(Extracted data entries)

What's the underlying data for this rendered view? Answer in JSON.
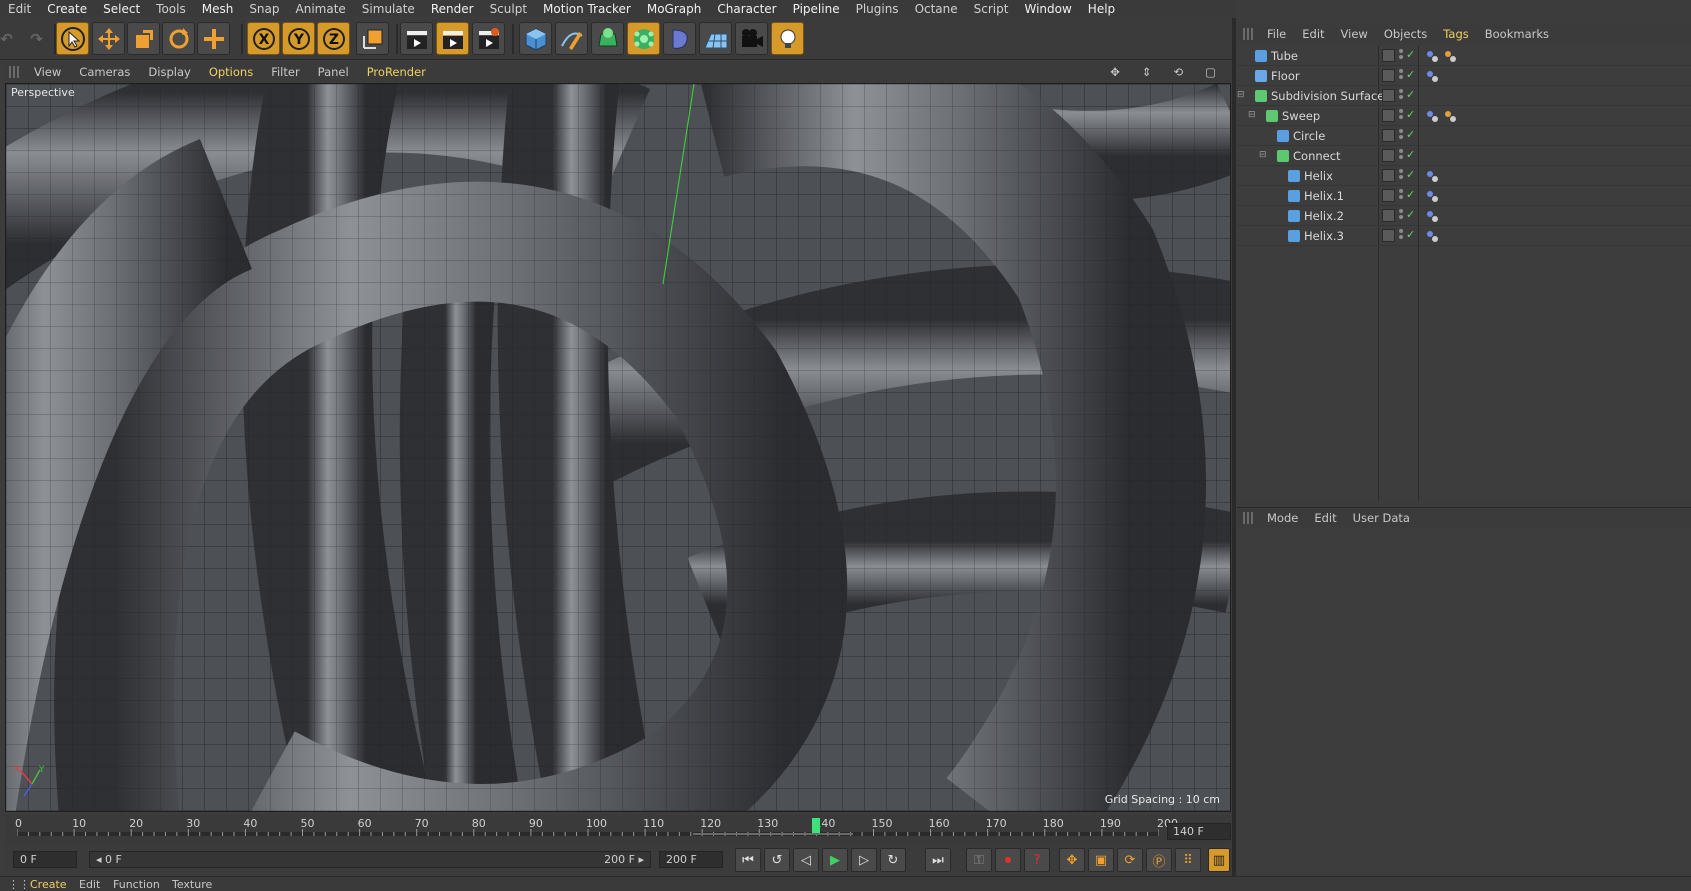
{
  "menubar": [
    "Edit",
    "Create",
    "Select",
    "Tools",
    "Mesh",
    "Snap",
    "Animate",
    "Simulate",
    "Render",
    "Sculpt",
    "Motion Tracker",
    "MoGraph",
    "Character",
    "Pipeline",
    "Plugins",
    "Octane",
    "Script",
    "Window",
    "Help"
  ],
  "toolbar": {
    "axis_x": "X",
    "axis_y": "Y",
    "axis_z": "Z"
  },
  "viewport": {
    "menu": [
      "View",
      "Cameras",
      "Display",
      "Options",
      "Filter",
      "Panel",
      "ProRender"
    ],
    "active_menu": "Options",
    "label": "Perspective",
    "grid_spacing": "Grid Spacing : 10 cm",
    "axis_labels": {
      "x": "X",
      "y": "Y"
    }
  },
  "timeline": {
    "ticks": [
      "0",
      "10",
      "20",
      "30",
      "40",
      "50",
      "60",
      "70",
      "80",
      "90",
      "100",
      "110",
      "120",
      "130",
      "140",
      "150",
      "160",
      "170",
      "180",
      "190",
      "200"
    ],
    "current_frame": 140,
    "current_frame_field": "140 F"
  },
  "transport": {
    "start_field": "0 F",
    "range_start": "◂ 0 F",
    "range_end": "200 F ▸",
    "end_field": "200 F"
  },
  "object_manager": {
    "menu": [
      "File",
      "Edit",
      "View",
      "Objects",
      "Tags",
      "Bookmarks"
    ],
    "active_menu": "Tags",
    "objects": [
      {
        "name": "Tube",
        "depth": 0,
        "icon_color": "#5aa0e0"
      },
      {
        "name": "Floor",
        "depth": 0,
        "icon_color": "#6aa8e8"
      },
      {
        "name": "Subdivision Surface",
        "depth": 0,
        "icon_color": "#5cc870"
      },
      {
        "name": "Sweep",
        "depth": 1,
        "icon_color": "#5cc870"
      },
      {
        "name": "Circle",
        "depth": 2,
        "icon_color": "#5aa0e0"
      },
      {
        "name": "Connect",
        "depth": 2,
        "icon_color": "#5cc870"
      },
      {
        "name": "Helix",
        "depth": 3,
        "icon_color": "#5aa0e0"
      },
      {
        "name": "Helix.1",
        "depth": 3,
        "icon_color": "#5aa0e0"
      },
      {
        "name": "Helix.2",
        "depth": 3,
        "icon_color": "#5aa0e0"
      },
      {
        "name": "Helix.3",
        "depth": 3,
        "icon_color": "#5aa0e0"
      }
    ]
  },
  "attributes": {
    "menu": [
      "Mode",
      "Edit",
      "User Data"
    ]
  },
  "bottom_tabs": [
    "Create",
    "Edit",
    "Function",
    "Texture"
  ],
  "colors": {
    "accent_orange": "#d59a2a",
    "active_text": "#f0d060",
    "check_green": "#6cd06c",
    "playhead": "#3ee07a"
  }
}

*Set task*. Copy all of the entries verbatim, leaving out any pictures they contain.

*Complete output*.
What's the underlying data for this rendered view? Answer in JSON.
{
  "menubar": [
    "Edit",
    "Create",
    "Select",
    "Tools",
    "Mesh",
    "Snap",
    "Animate",
    "Simulate",
    "Render",
    "Sculpt",
    "Motion Tracker",
    "MoGraph",
    "Character",
    "Pipeline",
    "Plugins",
    "Octane",
    "Script",
    "Window",
    "Help"
  ],
  "toolbar": {
    "axis_x": "X",
    "axis_y": "Y",
    "axis_z": "Z"
  },
  "viewport": {
    "menu": [
      "View",
      "Cameras",
      "Display",
      "Options",
      "Filter",
      "Panel",
      "ProRender"
    ],
    "active_menu": "Options",
    "label": "Perspective",
    "grid_spacing": "Grid Spacing : 10 cm",
    "axis_labels": {
      "x": "X",
      "y": "Y"
    }
  },
  "timeline": {
    "ticks": [
      "0",
      "10",
      "20",
      "30",
      "40",
      "50",
      "60",
      "70",
      "80",
      "90",
      "100",
      "110",
      "120",
      "130",
      "140",
      "150",
      "160",
      "170",
      "180",
      "190",
      "200"
    ],
    "current_frame": 140,
    "current_frame_field": "140 F"
  },
  "transport": {
    "start_field": "0 F",
    "range_start": "◂ 0 F",
    "range_end": "200 F ▸",
    "end_field": "200 F"
  },
  "object_manager": {
    "menu": [
      "File",
      "Edit",
      "View",
      "Objects",
      "Tags",
      "Bookmarks"
    ],
    "active_menu": "Tags",
    "objects": [
      {
        "name": "Tube",
        "depth": 0,
        "icon_color": "#5aa0e0"
      },
      {
        "name": "Floor",
        "depth": 0,
        "icon_color": "#6aa8e8"
      },
      {
        "name": "Subdivision Surface",
        "depth": 0,
        "icon_color": "#5cc870"
      },
      {
        "name": "Sweep",
        "depth": 1,
        "icon_color": "#5cc870"
      },
      {
        "name": "Circle",
        "depth": 2,
        "icon_color": "#5aa0e0"
      },
      {
        "name": "Connect",
        "depth": 2,
        "icon_color": "#5cc870"
      },
      {
        "name": "Helix",
        "depth": 3,
        "icon_color": "#5aa0e0"
      },
      {
        "name": "Helix.1",
        "depth": 3,
        "icon_color": "#5aa0e0"
      },
      {
        "name": "Helix.2",
        "depth": 3,
        "icon_color": "#5aa0e0"
      },
      {
        "name": "Helix.3",
        "depth": 3,
        "icon_color": "#5aa0e0"
      }
    ]
  },
  "attributes": {
    "menu": [
      "Mode",
      "Edit",
      "User Data"
    ]
  },
  "bottom_tabs": [
    "Create",
    "Edit",
    "Function",
    "Texture"
  ],
  "colors": {
    "accent_orange": "#d59a2a",
    "active_text": "#f0d060",
    "check_green": "#6cd06c",
    "playhead": "#3ee07a"
  }
}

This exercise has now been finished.